▶ [GIVEN RECORDS]:
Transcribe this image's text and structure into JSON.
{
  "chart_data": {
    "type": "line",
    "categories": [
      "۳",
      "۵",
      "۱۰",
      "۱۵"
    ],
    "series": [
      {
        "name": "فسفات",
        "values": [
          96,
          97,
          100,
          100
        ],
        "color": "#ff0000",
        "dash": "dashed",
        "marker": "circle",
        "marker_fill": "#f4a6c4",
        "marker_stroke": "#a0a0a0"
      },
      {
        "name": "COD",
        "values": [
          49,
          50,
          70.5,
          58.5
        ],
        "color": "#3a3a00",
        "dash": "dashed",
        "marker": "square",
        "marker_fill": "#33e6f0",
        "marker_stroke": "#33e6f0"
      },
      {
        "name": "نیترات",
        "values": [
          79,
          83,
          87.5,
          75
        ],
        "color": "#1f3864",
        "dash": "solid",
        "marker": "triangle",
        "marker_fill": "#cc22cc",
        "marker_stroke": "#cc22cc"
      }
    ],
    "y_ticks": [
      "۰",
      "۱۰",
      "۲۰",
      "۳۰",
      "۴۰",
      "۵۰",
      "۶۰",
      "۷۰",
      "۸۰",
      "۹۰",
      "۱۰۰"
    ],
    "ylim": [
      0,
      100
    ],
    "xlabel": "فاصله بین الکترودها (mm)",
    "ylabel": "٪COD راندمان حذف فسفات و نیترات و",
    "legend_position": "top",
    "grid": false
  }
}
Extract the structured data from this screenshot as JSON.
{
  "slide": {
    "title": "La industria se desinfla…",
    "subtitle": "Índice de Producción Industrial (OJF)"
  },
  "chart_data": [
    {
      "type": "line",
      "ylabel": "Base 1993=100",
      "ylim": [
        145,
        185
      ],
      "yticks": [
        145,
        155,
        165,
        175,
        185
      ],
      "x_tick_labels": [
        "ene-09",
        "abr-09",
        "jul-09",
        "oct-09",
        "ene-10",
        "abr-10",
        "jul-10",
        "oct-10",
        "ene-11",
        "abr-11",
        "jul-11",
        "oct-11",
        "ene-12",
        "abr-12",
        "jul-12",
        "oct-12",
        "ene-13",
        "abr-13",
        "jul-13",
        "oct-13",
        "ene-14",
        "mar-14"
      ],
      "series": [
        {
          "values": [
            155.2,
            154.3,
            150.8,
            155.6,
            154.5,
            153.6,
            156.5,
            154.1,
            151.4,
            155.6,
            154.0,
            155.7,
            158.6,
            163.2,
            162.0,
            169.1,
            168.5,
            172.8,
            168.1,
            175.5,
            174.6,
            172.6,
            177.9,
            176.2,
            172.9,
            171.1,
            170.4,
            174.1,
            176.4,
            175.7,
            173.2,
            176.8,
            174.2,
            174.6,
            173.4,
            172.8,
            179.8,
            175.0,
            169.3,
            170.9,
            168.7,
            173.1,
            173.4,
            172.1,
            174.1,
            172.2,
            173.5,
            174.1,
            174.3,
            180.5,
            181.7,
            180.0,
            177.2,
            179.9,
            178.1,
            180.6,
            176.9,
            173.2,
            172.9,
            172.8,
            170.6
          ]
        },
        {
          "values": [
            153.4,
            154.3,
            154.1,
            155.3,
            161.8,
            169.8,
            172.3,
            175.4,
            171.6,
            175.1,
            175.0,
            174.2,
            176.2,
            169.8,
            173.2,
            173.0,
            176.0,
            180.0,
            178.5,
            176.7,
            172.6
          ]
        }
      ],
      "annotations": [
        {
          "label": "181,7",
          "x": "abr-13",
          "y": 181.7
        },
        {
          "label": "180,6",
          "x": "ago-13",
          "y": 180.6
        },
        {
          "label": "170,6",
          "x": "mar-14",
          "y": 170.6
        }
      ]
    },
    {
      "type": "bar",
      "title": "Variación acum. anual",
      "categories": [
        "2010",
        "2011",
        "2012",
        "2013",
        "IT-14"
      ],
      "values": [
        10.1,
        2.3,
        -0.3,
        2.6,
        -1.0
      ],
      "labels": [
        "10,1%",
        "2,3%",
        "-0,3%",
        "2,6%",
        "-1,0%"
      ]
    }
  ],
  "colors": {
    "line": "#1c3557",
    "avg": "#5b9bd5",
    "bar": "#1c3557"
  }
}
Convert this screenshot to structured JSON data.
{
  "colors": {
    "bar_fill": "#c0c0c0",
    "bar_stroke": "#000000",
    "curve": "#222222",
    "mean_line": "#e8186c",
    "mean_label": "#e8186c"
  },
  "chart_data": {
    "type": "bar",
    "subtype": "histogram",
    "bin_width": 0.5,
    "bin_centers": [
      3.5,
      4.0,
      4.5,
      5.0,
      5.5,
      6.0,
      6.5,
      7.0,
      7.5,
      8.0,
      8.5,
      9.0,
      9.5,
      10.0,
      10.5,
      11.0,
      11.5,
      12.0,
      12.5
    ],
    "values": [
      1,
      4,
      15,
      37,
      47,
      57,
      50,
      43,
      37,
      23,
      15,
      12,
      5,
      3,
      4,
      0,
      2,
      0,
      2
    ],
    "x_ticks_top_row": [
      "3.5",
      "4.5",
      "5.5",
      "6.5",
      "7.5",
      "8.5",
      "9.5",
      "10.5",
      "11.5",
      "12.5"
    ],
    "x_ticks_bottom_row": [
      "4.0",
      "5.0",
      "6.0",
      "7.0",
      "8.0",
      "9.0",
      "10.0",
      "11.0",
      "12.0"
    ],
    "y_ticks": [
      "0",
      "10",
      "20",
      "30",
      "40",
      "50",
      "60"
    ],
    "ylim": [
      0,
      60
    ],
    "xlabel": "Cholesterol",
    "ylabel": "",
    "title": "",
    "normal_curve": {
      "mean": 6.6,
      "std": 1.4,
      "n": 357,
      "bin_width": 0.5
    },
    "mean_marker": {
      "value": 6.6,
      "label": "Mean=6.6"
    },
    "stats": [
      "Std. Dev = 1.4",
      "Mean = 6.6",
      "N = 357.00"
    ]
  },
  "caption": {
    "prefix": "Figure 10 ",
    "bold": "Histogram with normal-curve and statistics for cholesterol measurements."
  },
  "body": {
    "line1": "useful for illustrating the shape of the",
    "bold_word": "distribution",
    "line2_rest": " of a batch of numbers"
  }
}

▶ [INSTRUCTION]:
Give the entries again in full, exactly as they are written.

▶ [THE OUTPUT]:
Transcribe this image's text and structure into JSON.
{
  "chart_data": {
    "type": "line",
    "categories": [
      "۳",
      "۵",
      "۱۰",
      "۱۵"
    ],
    "series": [
      {
        "name": "فسفات",
        "values": [
          96,
          97,
          100,
          100
        ],
        "color": "#ff0000",
        "dash": "dashed",
        "marker": "circle",
        "marker_fill": "#f4a6c4",
        "marker_stroke": "#a0a0a0"
      },
      {
        "name": "COD",
        "values": [
          49,
          50,
          70.5,
          58.5
        ],
        "color": "#3a3a00",
        "dash": "dashed",
        "marker": "square",
        "marker_fill": "#33e6f0",
        "marker_stroke": "#33e6f0"
      },
      {
        "name": "نیترات",
        "values": [
          79,
          83,
          87.5,
          75
        ],
        "color": "#1f3864",
        "dash": "solid",
        "marker": "triangle",
        "marker_fill": "#cc22cc",
        "marker_stroke": "#cc22cc"
      }
    ],
    "y_ticks": [
      "۰",
      "۱۰",
      "۲۰",
      "۳۰",
      "۴۰",
      "۵۰",
      "۶۰",
      "۷۰",
      "۸۰",
      "۹۰",
      "۱۰۰"
    ],
    "ylim": [
      0,
      100
    ],
    "xlabel": "فاصله بین الکترودها (mm)",
    "ylabel": "٪COD راندمان حذف فسفات و نیترات و",
    "legend_position": "top",
    "grid": false
  }
}
Extract the structured data from this screenshot as JSON.
{
  "slide": {
    "title": "La industria se desinfla…",
    "subtitle": "Índice de Producción Industrial (OJF)"
  },
  "chart_data": [
    {
      "type": "line",
      "ylabel": "Base 1993=100",
      "ylim": [
        145,
        185
      ],
      "yticks": [
        145,
        155,
        165,
        175,
        185
      ],
      "x_tick_labels": [
        "ene-09",
        "abr-09",
        "jul-09",
        "oct-09",
        "ene-10",
        "abr-10",
        "jul-10",
        "oct-10",
        "ene-11",
        "abr-11",
        "jul-11",
        "oct-11",
        "ene-12",
        "abr-12",
        "jul-12",
        "oct-12",
        "ene-13",
        "abr-13",
        "jul-13",
        "oct-13",
        "ene-14",
        "mar-14"
      ],
      "series": [
        {
          "values": [
            155.2,
            154.3,
            150.8,
            155.6,
            154.5,
            153.6,
            156.5,
            154.1,
            151.4,
            155.6,
            154.0,
            155.7,
            158.6,
            163.2,
            162.0,
            169.1,
            168.5,
            172.8,
            168.1,
            175.5,
            174.6,
            172.6,
            177.9,
            176.2,
            172.9,
            171.1,
            170.4,
            174.1,
            176.4,
            175.7,
            173.2,
            176.8,
            174.2,
            174.6,
            173.4,
            172.8,
            179.8,
            175.0,
            169.3,
            170.9,
            168.7,
            173.1,
            173.4,
            172.1,
            174.1,
            172.2,
            173.5,
            174.1,
            174.3,
            180.5,
            181.7,
            180.0,
            177.2,
            179.9,
            178.1,
            180.6,
            176.9,
            173.2,
            172.9,
            172.8,
            170.6
          ]
        },
        {
          "values": [
            153.4,
            154.3,
            154.1,
            155.3,
            161.8,
            169.8,
            172.3,
            175.4,
            171.6,
            175.1,
            175.0,
            174.2,
            176.2,
            169.8,
            173.2,
            173.0,
            176.0,
            180.0,
            178.5,
            176.7,
            172.6
          ]
        }
      ],
      "annotations": [
        {
          "label": "181,7",
          "x": "abr-13",
          "y": 181.7
        },
        {
          "label": "180,6",
          "x": "ago-13",
          "y": 180.6
        },
        {
          "label": "170,6",
          "x": "mar-14",
          "y": 170.6
        }
      ]
    },
    {
      "type": "bar",
      "title": "Variación acum. anual",
      "categories": [
        "2010",
        "2011",
        "2012",
        "2013",
        "IT-14"
      ],
      "values": [
        10.1,
        2.3,
        -0.3,
        2.6,
        -1.0
      ],
      "labels": [
        "10,1%",
        "2,3%",
        "-0,3%",
        "2,6%",
        "-1,0%"
      ]
    }
  ],
  "colors": {
    "line": "#1c3557",
    "avg": "#5b9bd5",
    "bar": "#1c3557"
  }
}
Convert this screenshot to structured JSON data.
{
  "colors": {
    "bar_fill": "#c0c0c0",
    "bar_stroke": "#000000",
    "curve": "#222222",
    "mean_line": "#e8186c",
    "mean_label": "#e8186c"
  },
  "chart_data": {
    "type": "bar",
    "subtype": "histogram",
    "bin_width": 0.5,
    "bin_centers": [
      3.5,
      4.0,
      4.5,
      5.0,
      5.5,
      6.0,
      6.5,
      7.0,
      7.5,
      8.0,
      8.5,
      9.0,
      9.5,
      10.0,
      10.5,
      11.0,
      11.5,
      12.0,
      12.5
    ],
    "values": [
      1,
      4,
      15,
      37,
      47,
      57,
      50,
      43,
      37,
      23,
      15,
      12,
      5,
      3,
      4,
      0,
      2,
      0,
      2
    ],
    "x_ticks_top_row": [
      "3.5",
      "4.5",
      "5.5",
      "6.5",
      "7.5",
      "8.5",
      "9.5",
      "10.5",
      "11.5",
      "12.5"
    ],
    "x_ticks_bottom_row": [
      "4.0",
      "5.0",
      "6.0",
      "7.0",
      "8.0",
      "9.0",
      "10.0",
      "11.0",
      "12.0"
    ],
    "y_ticks": [
      "0",
      "10",
      "20",
      "30",
      "40",
      "50",
      "60"
    ],
    "ylim": [
      0,
      60
    ],
    "xlabel": "Cholesterol",
    "ylabel": "",
    "title": "",
    "normal_curve": {
      "mean": 6.6,
      "std": 1.4,
      "n": 357,
      "bin_width": 0.5
    },
    "mean_marker": {
      "value": 6.6,
      "label": "Mean=6.6"
    },
    "stats": [
      "Std. Dev = 1.4",
      "Mean = 6.6",
      "N = 357.00"
    ]
  },
  "caption": {
    "prefix": "Figure 10 ",
    "bold": "Histogram with normal-curve and statistics for cholesterol measurements."
  },
  "body": {
    "line1": "useful for illustrating the shape of the",
    "bold_word": "distribution",
    "line2_rest": " of a batch of numbers"
  }
}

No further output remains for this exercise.